- _EXERCISE OBJECTIVE_
Find the lines containing "Prompt" and say how many there are, with no other words.

— Begin DATA LINES —

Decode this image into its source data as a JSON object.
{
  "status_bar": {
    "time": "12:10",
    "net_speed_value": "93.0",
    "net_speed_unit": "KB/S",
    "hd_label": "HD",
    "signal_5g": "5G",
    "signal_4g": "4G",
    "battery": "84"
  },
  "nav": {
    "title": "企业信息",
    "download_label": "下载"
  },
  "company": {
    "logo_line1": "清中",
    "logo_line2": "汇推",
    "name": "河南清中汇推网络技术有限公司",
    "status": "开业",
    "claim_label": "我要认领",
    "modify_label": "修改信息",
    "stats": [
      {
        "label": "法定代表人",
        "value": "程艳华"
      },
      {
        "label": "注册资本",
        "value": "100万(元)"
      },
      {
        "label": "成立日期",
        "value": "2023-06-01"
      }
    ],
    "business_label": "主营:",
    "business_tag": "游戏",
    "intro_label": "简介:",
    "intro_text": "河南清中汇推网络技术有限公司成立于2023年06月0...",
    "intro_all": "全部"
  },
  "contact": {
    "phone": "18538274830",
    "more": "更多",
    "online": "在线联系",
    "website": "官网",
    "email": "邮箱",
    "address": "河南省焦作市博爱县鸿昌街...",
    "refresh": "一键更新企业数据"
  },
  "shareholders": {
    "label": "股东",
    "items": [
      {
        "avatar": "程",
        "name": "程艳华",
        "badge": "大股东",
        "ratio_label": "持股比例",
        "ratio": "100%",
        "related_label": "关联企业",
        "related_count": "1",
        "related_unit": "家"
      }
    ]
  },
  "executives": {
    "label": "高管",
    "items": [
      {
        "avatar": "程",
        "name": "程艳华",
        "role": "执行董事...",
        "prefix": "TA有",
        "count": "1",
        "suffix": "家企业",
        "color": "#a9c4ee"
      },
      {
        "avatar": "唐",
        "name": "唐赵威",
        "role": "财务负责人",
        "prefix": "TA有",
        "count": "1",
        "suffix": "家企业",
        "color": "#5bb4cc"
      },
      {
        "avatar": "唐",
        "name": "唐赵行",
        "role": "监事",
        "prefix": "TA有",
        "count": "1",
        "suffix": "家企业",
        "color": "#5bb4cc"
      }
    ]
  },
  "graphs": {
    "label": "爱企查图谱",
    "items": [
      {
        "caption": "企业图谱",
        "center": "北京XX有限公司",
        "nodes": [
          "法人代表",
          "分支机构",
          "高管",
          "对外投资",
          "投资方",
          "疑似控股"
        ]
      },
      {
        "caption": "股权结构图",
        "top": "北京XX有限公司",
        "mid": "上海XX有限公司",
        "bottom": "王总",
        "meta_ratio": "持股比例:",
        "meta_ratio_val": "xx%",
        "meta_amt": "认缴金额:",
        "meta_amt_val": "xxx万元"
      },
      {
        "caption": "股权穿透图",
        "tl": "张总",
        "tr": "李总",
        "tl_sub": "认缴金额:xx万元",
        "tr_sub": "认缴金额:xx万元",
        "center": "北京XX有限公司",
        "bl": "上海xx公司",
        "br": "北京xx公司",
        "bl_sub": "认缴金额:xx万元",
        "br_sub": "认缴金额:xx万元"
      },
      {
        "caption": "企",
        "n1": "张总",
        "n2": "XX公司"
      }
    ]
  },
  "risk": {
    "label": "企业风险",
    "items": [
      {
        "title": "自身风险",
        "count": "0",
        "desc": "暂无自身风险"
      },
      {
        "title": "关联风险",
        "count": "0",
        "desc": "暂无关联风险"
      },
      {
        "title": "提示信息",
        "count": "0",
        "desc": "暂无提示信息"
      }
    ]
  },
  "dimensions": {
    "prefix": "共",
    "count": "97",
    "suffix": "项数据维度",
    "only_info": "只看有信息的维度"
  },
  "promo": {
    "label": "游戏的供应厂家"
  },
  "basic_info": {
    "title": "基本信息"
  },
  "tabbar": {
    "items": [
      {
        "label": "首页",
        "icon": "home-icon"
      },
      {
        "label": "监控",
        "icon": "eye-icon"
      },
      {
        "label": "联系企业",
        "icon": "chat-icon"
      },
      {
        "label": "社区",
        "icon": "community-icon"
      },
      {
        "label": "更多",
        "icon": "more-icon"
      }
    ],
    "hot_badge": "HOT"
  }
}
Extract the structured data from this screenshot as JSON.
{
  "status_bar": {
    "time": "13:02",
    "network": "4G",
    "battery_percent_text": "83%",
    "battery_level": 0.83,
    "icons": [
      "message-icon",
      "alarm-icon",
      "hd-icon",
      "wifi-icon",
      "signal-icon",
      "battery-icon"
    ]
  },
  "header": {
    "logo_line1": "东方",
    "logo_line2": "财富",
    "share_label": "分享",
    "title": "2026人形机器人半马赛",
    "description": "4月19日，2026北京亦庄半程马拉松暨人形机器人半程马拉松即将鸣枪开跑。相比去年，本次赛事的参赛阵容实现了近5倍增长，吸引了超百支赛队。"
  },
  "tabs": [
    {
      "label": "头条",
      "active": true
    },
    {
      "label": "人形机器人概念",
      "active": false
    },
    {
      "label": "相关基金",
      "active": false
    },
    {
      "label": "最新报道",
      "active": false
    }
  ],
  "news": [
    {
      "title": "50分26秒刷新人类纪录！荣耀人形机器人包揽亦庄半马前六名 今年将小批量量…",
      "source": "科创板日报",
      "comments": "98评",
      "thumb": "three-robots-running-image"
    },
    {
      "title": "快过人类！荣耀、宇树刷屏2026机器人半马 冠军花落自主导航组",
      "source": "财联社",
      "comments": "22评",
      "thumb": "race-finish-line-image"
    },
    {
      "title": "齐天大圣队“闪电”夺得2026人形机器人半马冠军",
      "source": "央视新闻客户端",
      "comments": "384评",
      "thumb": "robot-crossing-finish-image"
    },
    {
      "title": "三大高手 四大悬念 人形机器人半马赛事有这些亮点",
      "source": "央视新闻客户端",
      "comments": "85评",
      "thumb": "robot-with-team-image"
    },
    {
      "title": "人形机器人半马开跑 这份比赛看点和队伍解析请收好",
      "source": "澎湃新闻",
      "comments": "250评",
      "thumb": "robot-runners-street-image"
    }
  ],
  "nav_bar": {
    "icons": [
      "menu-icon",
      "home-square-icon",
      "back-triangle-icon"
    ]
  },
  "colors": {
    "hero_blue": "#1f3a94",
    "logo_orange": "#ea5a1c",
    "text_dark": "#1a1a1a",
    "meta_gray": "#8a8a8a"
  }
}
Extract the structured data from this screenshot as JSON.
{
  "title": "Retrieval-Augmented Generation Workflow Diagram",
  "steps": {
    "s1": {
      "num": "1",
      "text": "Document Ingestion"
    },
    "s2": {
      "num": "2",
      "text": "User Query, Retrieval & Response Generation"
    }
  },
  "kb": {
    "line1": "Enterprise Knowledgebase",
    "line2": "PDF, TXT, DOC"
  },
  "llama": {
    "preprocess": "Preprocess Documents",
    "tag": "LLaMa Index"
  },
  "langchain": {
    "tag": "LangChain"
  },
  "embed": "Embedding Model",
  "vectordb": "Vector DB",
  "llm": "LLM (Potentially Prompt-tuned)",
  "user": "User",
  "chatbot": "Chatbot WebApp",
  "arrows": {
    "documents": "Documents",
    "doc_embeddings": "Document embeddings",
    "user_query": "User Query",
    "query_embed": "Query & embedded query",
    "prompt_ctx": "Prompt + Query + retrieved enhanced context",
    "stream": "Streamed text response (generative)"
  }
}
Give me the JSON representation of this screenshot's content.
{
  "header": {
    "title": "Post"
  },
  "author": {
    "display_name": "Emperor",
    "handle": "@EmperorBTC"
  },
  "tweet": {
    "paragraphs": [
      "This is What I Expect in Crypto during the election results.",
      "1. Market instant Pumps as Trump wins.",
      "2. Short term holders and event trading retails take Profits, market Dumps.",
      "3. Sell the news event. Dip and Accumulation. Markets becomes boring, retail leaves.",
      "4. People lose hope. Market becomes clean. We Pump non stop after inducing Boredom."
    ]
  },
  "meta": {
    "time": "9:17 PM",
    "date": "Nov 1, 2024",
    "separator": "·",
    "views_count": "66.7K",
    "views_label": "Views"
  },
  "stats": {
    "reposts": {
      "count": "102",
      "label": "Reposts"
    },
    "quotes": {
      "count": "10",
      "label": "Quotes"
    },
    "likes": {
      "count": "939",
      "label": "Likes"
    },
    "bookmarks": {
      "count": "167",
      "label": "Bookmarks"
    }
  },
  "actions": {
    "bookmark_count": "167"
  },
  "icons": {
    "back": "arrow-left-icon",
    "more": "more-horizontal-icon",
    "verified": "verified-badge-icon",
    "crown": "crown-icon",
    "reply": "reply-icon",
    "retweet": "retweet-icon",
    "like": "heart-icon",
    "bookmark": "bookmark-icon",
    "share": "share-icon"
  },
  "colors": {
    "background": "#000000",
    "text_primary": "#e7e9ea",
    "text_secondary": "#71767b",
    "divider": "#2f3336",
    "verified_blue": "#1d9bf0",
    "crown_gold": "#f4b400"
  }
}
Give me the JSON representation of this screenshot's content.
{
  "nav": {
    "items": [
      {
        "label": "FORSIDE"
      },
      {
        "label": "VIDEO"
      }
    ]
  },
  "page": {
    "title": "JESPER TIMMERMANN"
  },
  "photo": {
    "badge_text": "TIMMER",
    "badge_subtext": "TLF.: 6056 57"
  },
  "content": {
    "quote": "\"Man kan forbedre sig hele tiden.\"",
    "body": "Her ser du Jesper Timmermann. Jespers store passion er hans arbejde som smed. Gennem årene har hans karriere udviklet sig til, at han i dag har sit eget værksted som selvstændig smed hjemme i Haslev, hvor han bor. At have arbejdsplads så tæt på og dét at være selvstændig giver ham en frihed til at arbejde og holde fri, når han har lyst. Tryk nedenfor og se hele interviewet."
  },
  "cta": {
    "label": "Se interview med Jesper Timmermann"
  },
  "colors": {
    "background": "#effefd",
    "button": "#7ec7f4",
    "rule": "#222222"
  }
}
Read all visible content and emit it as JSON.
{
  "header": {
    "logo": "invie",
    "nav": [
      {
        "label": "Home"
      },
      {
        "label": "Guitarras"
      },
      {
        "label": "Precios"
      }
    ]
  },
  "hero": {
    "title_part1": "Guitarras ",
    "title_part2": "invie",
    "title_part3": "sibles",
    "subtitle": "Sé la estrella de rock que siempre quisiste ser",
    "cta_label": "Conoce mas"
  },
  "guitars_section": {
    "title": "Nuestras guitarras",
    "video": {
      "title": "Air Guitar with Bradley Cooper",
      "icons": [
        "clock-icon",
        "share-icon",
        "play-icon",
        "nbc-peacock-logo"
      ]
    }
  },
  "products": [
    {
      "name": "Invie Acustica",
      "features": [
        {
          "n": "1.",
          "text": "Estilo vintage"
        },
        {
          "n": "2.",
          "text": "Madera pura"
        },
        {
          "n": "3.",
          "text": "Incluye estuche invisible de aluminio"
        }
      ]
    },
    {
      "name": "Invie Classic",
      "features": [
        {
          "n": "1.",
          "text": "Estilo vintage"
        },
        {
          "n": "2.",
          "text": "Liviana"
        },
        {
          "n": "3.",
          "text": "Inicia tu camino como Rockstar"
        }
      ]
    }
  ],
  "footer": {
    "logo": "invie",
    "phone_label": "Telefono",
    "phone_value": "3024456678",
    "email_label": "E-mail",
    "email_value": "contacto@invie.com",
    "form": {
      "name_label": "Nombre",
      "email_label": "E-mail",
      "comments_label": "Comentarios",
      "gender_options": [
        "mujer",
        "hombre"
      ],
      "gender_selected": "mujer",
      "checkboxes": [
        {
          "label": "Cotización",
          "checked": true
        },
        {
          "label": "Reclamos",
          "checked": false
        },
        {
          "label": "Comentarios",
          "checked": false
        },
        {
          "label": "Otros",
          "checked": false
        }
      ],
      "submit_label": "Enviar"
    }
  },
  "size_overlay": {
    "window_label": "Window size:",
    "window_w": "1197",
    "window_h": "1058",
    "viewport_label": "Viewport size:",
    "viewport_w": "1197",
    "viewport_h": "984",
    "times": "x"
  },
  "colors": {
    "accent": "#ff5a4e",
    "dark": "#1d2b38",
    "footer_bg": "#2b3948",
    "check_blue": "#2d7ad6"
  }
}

— End DATA LINES —

- _WRITTEN SOLUTION_
2